- [PROBLEM TO WORK ON]:
Copy out all lines that hold "xlabel".

- [PROVIDED RECORDS]:

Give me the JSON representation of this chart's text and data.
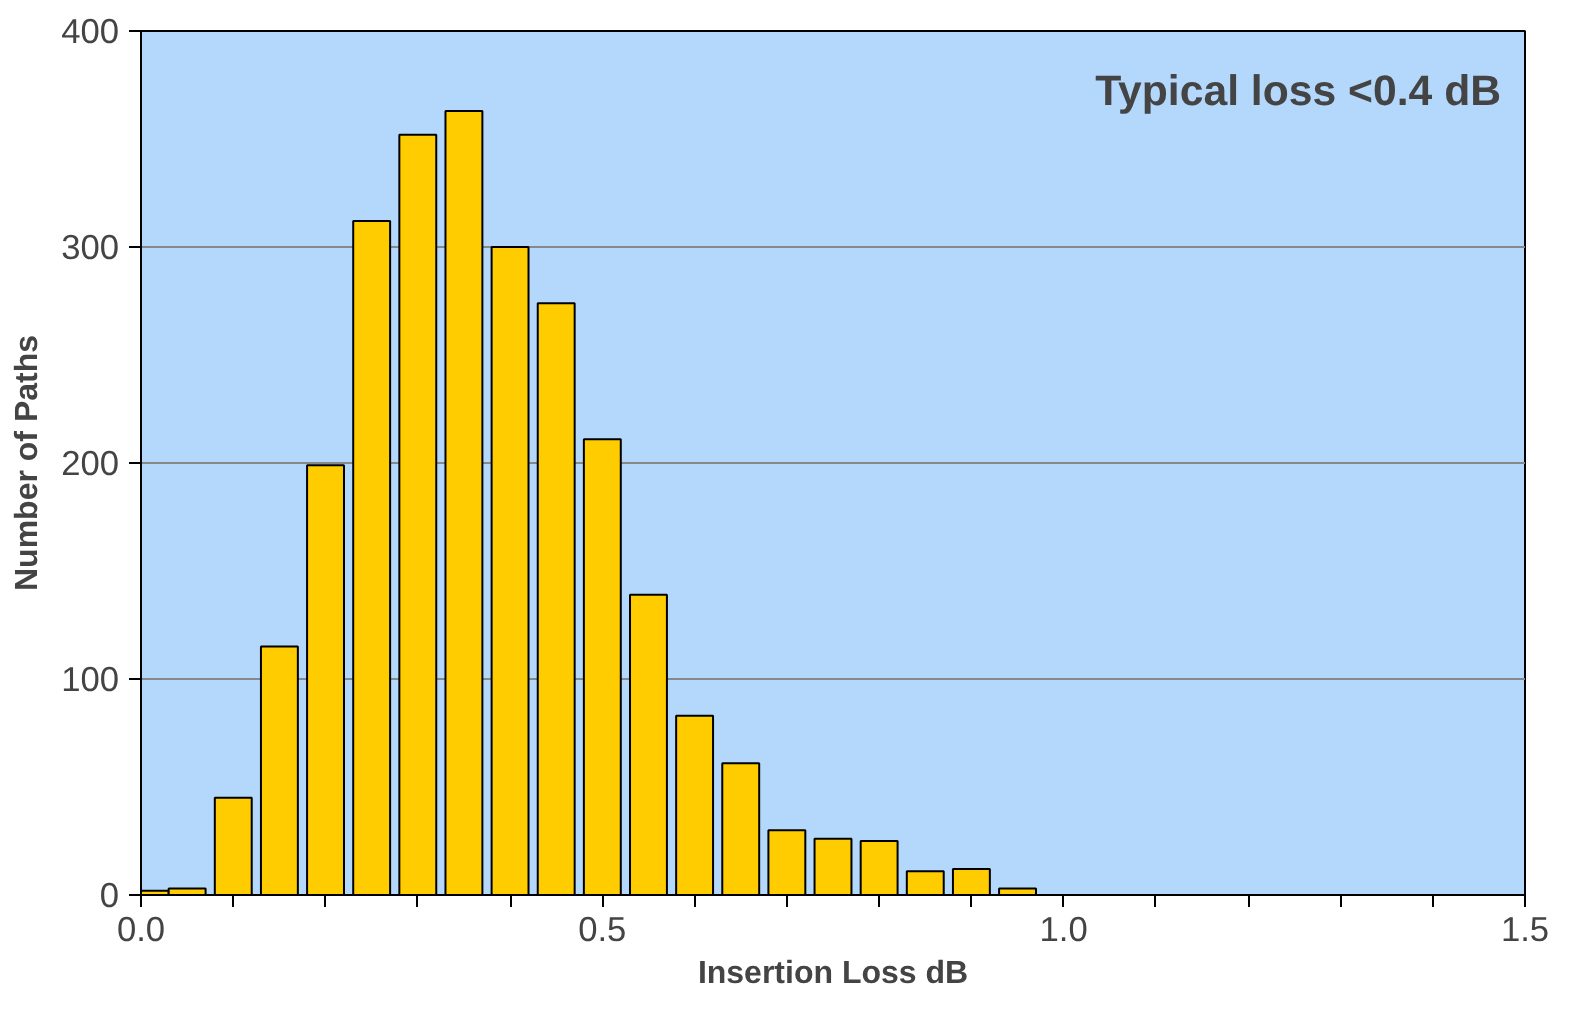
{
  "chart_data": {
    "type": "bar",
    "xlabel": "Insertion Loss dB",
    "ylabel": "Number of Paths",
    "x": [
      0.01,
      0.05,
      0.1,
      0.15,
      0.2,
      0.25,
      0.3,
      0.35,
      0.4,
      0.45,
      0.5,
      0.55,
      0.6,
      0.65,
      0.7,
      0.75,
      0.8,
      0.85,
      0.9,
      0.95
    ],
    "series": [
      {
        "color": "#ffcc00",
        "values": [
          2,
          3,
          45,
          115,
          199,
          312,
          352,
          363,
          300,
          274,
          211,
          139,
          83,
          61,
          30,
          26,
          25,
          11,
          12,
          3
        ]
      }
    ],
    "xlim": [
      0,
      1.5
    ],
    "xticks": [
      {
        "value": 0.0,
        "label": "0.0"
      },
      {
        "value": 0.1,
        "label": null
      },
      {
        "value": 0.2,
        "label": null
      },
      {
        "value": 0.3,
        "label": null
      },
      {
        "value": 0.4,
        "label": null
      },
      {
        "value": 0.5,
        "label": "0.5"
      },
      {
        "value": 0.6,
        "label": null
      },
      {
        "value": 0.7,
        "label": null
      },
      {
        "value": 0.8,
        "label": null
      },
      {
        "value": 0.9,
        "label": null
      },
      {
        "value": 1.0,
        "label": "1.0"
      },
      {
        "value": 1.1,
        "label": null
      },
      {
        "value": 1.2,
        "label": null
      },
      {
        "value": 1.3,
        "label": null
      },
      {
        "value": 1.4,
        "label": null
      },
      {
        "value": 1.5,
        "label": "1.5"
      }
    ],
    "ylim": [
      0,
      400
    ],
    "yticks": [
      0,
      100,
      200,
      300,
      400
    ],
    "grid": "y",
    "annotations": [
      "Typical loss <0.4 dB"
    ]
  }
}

---

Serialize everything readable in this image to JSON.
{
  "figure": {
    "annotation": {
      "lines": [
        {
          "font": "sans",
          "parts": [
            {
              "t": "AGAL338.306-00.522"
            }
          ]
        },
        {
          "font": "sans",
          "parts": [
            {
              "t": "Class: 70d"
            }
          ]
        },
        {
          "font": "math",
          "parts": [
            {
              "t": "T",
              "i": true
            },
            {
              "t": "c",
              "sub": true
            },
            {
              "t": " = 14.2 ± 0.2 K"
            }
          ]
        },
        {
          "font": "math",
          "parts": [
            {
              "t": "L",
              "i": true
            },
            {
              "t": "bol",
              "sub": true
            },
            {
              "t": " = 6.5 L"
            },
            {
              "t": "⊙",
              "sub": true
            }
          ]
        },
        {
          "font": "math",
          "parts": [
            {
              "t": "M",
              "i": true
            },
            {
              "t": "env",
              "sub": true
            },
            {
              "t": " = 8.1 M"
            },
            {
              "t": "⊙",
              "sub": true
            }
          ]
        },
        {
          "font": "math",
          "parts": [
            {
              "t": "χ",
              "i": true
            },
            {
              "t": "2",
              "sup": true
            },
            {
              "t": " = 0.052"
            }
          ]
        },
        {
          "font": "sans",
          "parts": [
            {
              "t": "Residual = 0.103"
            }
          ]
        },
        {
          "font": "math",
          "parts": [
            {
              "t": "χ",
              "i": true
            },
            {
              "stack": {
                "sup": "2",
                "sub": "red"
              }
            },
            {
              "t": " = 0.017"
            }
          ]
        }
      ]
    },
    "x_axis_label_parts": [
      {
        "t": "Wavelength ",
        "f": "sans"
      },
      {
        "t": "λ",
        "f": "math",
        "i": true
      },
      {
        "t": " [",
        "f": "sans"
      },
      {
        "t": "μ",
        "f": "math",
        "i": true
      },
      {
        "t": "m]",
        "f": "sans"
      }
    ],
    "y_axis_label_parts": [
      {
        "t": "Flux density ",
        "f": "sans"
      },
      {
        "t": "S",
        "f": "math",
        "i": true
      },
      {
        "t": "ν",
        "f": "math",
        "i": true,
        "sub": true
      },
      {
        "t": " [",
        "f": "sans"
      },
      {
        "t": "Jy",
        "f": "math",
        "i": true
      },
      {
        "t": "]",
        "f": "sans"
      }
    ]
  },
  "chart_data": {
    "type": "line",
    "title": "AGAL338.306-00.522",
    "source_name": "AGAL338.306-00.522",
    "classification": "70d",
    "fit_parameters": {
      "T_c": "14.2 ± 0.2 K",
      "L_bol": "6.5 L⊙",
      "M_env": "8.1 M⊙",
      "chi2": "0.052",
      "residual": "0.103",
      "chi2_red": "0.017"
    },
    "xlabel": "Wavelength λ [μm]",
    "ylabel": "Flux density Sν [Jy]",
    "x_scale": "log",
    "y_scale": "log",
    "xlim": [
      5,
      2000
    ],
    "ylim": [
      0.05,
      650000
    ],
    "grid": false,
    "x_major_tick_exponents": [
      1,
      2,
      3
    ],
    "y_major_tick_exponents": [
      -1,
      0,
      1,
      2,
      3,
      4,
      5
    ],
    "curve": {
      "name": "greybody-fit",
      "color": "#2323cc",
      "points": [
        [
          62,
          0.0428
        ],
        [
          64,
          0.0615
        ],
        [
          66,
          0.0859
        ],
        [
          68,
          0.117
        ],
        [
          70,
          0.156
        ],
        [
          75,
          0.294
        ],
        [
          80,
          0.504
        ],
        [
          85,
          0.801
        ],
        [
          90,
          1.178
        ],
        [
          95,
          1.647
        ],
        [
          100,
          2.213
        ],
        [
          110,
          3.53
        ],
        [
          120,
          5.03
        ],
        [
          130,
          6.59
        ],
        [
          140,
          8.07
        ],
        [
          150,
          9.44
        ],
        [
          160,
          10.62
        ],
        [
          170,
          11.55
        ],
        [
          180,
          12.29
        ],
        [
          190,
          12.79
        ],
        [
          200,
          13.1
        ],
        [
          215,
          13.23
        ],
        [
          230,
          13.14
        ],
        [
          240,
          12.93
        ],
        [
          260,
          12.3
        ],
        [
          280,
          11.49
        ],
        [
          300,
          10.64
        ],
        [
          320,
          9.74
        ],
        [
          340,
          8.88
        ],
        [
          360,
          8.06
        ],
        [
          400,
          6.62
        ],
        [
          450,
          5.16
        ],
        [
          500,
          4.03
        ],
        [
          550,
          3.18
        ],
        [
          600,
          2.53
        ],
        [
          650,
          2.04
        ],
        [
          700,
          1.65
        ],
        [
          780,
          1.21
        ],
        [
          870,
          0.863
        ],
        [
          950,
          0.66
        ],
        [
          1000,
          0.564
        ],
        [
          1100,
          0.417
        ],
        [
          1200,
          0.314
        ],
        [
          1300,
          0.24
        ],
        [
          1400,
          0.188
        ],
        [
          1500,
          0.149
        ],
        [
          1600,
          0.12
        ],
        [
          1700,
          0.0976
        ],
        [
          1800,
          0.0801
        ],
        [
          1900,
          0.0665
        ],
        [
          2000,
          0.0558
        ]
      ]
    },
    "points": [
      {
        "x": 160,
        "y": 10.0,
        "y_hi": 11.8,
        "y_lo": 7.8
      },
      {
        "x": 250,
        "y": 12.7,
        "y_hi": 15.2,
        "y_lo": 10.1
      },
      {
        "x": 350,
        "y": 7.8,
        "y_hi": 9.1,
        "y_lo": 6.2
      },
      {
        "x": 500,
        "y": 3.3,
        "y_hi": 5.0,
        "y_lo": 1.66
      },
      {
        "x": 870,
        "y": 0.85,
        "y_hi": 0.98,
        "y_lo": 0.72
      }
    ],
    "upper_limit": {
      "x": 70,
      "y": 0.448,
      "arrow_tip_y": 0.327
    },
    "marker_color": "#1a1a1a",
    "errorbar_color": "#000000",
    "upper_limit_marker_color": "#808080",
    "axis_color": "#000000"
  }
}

- [THE SOLUTION]:
    "xlabel": "Insertion Loss dB",
    "xlabel": "Wavelength λ [μm]",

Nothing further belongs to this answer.